SUPPLIED PASSAGE:
....................

File metadata and controls

86 lines (75 loc) · 5.05 KB
This is a literate doctest. Run python -m doctest -v examples-gorman.rst to test.

Examples from Vanessa Gorman's Treebanks

>>> from lemma_counts import LemmaCounts
>>> from calc import tokens_for_coverage, print_tier_summary
>>> gorman = LemmaCounts()
>>> gorman.load("gorman_data/lemma_counts.txt")
>>> all_gorman = gorman.get_counts()
>>> lysias = gorman.get_counts("0540")
>>> eratosthenes = gorman.get_counts("0540:001")
>>> tokens_for_coverage(all_gorman, 0.5)
Counter({'ὁ': 68784, 'καί': 26518, 'δέ': 17990, 'εἰμί': 9976, 'αὐτός': 8093, 'οὗτος': 7951, 'μέν': 6715, 'οὐ': 5751, 'τε': 4978, 'εἰς': 4867, 'ὅς': 4670, 'ἐν': 4281, 'τις': 3935, 'γάρ': 3825, 'ἐπί': 3329, 'πρός': 3291, 'ἐγώ': 3139, 'γίγνομαι': 3082, 'ὡς': 3014, 'κατά': 2941, 'ἐκ': 2778, 'περί': 2755, 'ἔχω': 2493, 'πᾶς': 2316, 'μή': 2306, 'πολύς': 2268, 'ἀλλά': 2229, 'σύ': 2158, 'ποιέω': 2156, 'πόλις': 2118, 'ἄλλος': 2006, 'διά': 1981, 'ἄν1': 1800, 'εἰ': 1696, 'ἑαυτοῦ': 1626, 'λέγω3': 1599, 'μετά': 1592, 'φημί': 1586, 'παρά': 1576, 'ὑπό': 1563, 'ἤ1': 1423, 'ἀνήρ': 1335, 'οὖν': 1306, 'οὐδείς': 1298, 'ὅτι2': 1240, 'μέγας': 1148, 'ἐκεῖνος': 1122, 'ἀπό': 1120, 'δή': 1034})
>>> tokens_for_coverage(lysias, 0.5)

....................

Copy the doctest verbatim, starting at the words "File metadata and" and stopping after "all_gorman = gorman.get_counts()". The listing after the doctest is not used.

....................

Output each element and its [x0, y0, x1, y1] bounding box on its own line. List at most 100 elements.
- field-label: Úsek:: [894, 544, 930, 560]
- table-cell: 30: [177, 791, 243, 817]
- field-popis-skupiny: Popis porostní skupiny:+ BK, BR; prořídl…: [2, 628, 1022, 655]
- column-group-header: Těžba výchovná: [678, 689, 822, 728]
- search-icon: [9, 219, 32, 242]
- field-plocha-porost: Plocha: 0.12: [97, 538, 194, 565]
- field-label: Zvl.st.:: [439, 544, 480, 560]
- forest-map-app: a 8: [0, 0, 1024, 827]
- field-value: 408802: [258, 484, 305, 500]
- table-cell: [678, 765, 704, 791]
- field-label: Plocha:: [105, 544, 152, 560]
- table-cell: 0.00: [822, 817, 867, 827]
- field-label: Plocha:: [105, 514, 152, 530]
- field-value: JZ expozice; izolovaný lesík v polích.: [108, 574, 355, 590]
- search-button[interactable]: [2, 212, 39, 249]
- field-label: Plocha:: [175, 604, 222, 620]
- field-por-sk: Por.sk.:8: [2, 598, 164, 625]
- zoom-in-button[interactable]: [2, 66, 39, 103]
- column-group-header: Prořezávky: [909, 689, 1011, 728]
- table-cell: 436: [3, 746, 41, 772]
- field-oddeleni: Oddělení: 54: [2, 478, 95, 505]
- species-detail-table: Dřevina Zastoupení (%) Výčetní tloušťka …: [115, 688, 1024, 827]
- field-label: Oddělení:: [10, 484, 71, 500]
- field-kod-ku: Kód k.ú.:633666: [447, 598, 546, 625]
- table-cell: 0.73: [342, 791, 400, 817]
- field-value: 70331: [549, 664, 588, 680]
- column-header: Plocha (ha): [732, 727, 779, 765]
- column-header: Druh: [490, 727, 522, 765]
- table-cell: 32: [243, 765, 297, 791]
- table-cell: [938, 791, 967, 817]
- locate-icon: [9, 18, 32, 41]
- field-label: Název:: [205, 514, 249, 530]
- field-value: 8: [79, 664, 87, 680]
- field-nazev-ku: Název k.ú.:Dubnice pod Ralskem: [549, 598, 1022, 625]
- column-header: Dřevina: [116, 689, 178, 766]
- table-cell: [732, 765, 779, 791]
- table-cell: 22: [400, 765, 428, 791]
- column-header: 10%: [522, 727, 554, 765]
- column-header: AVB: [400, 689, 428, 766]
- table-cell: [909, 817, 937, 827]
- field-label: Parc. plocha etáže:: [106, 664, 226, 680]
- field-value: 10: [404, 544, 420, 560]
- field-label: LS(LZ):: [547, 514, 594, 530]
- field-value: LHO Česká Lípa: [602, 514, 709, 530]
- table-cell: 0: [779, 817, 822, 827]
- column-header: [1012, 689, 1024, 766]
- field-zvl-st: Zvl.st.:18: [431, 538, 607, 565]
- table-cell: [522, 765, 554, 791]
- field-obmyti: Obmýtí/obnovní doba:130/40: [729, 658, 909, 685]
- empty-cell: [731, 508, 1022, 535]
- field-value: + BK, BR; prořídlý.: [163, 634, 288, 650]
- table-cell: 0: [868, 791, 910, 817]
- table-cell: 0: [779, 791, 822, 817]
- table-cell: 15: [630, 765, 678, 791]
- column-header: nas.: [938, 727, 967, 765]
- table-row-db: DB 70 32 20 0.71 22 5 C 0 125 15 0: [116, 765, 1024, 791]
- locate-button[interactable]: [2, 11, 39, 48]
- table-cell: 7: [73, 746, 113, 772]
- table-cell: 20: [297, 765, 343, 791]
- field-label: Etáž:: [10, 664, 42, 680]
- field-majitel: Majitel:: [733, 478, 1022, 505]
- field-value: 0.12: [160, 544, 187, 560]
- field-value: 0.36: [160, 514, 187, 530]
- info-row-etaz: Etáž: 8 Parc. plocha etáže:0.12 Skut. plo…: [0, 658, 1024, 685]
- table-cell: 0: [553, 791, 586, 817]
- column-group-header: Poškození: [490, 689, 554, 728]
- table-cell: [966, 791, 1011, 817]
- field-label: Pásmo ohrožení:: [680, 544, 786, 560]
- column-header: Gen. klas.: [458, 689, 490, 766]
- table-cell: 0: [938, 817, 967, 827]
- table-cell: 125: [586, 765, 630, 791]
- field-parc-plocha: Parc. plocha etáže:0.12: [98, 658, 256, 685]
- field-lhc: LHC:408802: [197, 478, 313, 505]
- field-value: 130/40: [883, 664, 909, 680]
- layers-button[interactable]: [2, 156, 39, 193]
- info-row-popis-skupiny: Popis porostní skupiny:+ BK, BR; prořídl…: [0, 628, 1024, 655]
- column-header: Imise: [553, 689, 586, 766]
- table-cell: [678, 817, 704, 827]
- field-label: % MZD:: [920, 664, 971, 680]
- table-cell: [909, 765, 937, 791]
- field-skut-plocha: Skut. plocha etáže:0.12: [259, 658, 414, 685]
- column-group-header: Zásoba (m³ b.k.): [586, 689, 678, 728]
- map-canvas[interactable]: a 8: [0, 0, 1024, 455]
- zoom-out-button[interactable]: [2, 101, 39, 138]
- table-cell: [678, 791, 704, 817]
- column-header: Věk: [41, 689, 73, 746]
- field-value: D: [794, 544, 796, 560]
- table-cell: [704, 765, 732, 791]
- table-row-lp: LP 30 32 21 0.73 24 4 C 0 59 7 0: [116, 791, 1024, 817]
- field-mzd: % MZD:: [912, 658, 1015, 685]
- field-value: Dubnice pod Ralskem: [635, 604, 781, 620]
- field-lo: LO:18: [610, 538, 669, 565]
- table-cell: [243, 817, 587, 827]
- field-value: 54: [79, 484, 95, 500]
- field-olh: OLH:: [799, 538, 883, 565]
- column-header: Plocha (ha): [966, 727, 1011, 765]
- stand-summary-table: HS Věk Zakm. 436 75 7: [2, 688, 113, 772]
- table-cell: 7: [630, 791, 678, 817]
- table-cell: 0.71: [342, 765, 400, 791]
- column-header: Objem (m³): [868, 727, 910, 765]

....................

ANSWER BOX:
File metadata and controls

86 lines (75 loc) · 5.05 KB
This is a literate doctest. Run python -m doctest -v examples-gorman.rst to test.

Examples from Vanessa Gorman's Treebanks

>>> from lemma_counts import LemmaCounts
>>> from calc import tokens_for_coverage, print_tier_summary
>>> gorman = LemmaCounts()
>>> gorman.load("gorman_data/lemma_counts.txt")
>>> all_gorman = gorman.get_counts()